Estratto ->
****************
Poi a un certo punto ti sei accorto che qualcosa non andava, e hai deciso di diventare un battitore libero…
Mi sono reso conto che il mestiere del giornalista è molto meno avventuroso, romantico, intellettualmente onesto di quanto fin da ragazzo sperassi. Mi sono altresì reso conto di non sopportare più le “veline” del potere e le omertà indotte dai direttori o dagli editori, e allora mi sono guardato dentro e mi sono sentito pronto per il grande salto. L’alternativa era fare il giornalista di redazione per tutta la vita. Non ce l’avrei mai fatta… Ho un carattere e uno spirito d’indipendenza che mi rendono troppo sensibile alle ingiustizie. E non ci sono luoghi più ingiusti delle redazioni…

È nata da qui la casa editrice Infinito edizioni, di cui sei fondatore e direttore editoriale: quali sono le finalità di Infinito edizioni?
Raccontare in piena libertà, senza reticenze e anzi svelandone lati oscuri e problematici, gli eventi del mondo, dal nostro ristretto e provinciale mondo italiano fino al mondo in cui si decide tutto e a quello, invece, in cui tutto si subisce. Diritti umani e civili, politica internazionale, testimonianza e reportage girnalistico: questi i nostri punti di forza. E poca narrativa, ma di alto livello perché molto selezionata.
****************
Dati forniti ->
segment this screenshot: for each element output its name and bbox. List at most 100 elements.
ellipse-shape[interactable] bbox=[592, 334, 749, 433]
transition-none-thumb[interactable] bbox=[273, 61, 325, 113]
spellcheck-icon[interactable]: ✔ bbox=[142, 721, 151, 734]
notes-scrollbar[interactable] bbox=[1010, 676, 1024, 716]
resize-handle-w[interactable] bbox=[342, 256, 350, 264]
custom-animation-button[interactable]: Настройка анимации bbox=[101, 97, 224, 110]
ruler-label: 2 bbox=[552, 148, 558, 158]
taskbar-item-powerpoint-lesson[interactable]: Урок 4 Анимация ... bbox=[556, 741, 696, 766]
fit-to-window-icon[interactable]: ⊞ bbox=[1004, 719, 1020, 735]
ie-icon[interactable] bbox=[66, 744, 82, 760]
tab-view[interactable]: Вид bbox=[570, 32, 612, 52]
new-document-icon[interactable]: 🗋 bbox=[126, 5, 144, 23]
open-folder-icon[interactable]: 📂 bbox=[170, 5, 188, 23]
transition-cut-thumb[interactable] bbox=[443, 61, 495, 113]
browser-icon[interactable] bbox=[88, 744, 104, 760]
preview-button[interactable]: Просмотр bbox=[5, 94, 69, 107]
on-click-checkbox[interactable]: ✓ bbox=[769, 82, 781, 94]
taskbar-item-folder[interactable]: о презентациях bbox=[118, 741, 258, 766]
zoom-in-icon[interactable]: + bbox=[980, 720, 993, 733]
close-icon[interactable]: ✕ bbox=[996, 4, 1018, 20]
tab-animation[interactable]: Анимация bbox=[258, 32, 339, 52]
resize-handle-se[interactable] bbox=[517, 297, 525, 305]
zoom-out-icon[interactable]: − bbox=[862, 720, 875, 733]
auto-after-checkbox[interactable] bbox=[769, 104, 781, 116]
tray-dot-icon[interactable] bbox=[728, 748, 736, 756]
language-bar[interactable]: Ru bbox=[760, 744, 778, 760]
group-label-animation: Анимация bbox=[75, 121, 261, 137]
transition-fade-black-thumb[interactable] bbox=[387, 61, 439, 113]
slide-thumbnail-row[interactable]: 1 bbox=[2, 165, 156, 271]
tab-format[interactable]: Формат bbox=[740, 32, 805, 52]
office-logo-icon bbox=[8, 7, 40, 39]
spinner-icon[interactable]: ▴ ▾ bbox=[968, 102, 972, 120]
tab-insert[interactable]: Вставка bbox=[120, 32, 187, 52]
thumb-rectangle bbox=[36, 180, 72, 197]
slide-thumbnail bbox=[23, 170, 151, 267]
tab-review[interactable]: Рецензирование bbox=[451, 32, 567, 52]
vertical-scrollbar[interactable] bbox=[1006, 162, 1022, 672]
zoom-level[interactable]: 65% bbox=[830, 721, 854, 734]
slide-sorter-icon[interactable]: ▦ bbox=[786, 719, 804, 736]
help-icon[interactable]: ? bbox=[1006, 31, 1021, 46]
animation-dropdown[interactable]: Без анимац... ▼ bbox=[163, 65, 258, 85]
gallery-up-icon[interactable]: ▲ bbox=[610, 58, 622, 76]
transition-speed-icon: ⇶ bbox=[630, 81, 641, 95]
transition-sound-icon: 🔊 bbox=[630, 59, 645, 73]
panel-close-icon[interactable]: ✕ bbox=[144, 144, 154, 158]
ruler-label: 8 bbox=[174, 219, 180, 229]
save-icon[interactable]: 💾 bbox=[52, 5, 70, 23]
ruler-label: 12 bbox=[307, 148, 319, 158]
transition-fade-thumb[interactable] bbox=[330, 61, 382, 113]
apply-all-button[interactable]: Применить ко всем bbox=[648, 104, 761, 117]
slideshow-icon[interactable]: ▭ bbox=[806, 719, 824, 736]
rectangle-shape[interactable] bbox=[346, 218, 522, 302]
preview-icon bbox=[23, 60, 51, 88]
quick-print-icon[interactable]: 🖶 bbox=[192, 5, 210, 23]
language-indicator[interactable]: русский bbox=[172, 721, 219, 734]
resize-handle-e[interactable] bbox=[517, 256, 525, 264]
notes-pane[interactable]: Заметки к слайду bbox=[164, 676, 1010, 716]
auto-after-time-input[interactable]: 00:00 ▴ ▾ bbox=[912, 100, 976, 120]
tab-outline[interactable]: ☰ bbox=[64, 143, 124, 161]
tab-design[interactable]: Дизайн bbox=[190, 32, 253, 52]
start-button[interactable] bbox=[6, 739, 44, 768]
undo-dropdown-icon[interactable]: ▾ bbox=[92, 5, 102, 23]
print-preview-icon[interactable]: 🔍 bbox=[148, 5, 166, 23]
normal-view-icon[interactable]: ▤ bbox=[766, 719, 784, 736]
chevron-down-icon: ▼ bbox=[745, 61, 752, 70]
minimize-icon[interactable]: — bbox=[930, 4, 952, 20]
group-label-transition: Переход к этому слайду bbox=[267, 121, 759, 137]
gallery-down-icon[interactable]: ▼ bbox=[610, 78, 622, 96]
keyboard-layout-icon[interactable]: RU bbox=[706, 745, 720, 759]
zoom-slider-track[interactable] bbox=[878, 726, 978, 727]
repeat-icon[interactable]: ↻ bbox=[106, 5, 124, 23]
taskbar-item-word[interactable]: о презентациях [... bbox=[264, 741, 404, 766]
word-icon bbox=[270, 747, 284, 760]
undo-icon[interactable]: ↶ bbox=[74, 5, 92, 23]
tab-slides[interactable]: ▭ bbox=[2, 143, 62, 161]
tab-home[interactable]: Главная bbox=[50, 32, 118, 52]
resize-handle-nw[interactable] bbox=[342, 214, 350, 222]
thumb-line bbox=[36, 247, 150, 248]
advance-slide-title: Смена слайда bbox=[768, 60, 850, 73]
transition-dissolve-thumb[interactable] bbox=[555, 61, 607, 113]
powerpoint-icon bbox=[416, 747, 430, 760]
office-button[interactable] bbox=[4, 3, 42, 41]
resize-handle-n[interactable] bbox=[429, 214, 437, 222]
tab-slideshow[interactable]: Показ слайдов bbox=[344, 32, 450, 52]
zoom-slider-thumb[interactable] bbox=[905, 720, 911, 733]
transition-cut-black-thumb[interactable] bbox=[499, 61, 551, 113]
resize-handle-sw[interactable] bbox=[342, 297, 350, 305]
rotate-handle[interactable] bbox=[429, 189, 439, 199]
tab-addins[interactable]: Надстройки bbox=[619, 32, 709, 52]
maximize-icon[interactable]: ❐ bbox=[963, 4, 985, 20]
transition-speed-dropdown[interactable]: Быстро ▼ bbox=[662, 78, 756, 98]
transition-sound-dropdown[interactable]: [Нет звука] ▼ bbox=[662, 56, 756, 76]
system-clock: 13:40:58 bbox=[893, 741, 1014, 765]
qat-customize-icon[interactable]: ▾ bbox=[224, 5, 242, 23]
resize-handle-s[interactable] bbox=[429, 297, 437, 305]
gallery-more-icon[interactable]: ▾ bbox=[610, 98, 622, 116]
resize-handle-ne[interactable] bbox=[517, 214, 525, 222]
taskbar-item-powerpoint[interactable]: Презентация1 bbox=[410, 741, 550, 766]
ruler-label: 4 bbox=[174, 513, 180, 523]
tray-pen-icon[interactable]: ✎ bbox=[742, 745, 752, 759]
****************
Consegna 1 -> Secondo l'estratto dell'intervista, il mestiere del giornalista è molto meno di quanto l'intervistato sperasse da ragazzo. Elenca tutte le qualità citate.
Consegna 2 -> Prosegui l'estratto dell'intervista su Infinito edizioni dopo l'ultima frase.

Risposta 1 -> Avventuroso, romantico, intellettualmente onesto.

Risposta 2 ->
È per i tipi Infinito che è apparso il tuo reportage “Srebrenica. I giorni della vergogna”. Andiamo con ordine e cominciamo col ricordare, a chi ci legge, che cosa “significa” Srebrenica.
Srebrenica, in pochissime parole, è il luogo in cui si è consumato l’unico genocidio in Europa nel ventesimo secolo dopo la Shoah. È luogo di dolore e di morte, in cui l’ultranazionalismo serbo e serbo-bosniaco e i paramilitari provenienti dalla Serbia hanno torturato e ammazzato – dopo tre anni e mezzo di assedio – tra gli 8.500 e gli 11.000 esseri umani, tutti di provenienza culturale bosniaco-musulmana, quasi tutti maschi, d’età compresa tra dodici e settantasette anni.

Perché il sottotitolo, “I giorni della vergogna”?
Come definire un genicidio e soprattutto il fatto che nessuno abbia fatto nulla per evitarlo, tra l’11 e il 19 luglio 1995? Avremmo potuto scrivere “porcheria”, ma vengogna sembrava più confacente.

Quale scarto c’è tra quel che è successo a Srebrenica e quello che la comunità internazionale – cioè noi – ha compreso?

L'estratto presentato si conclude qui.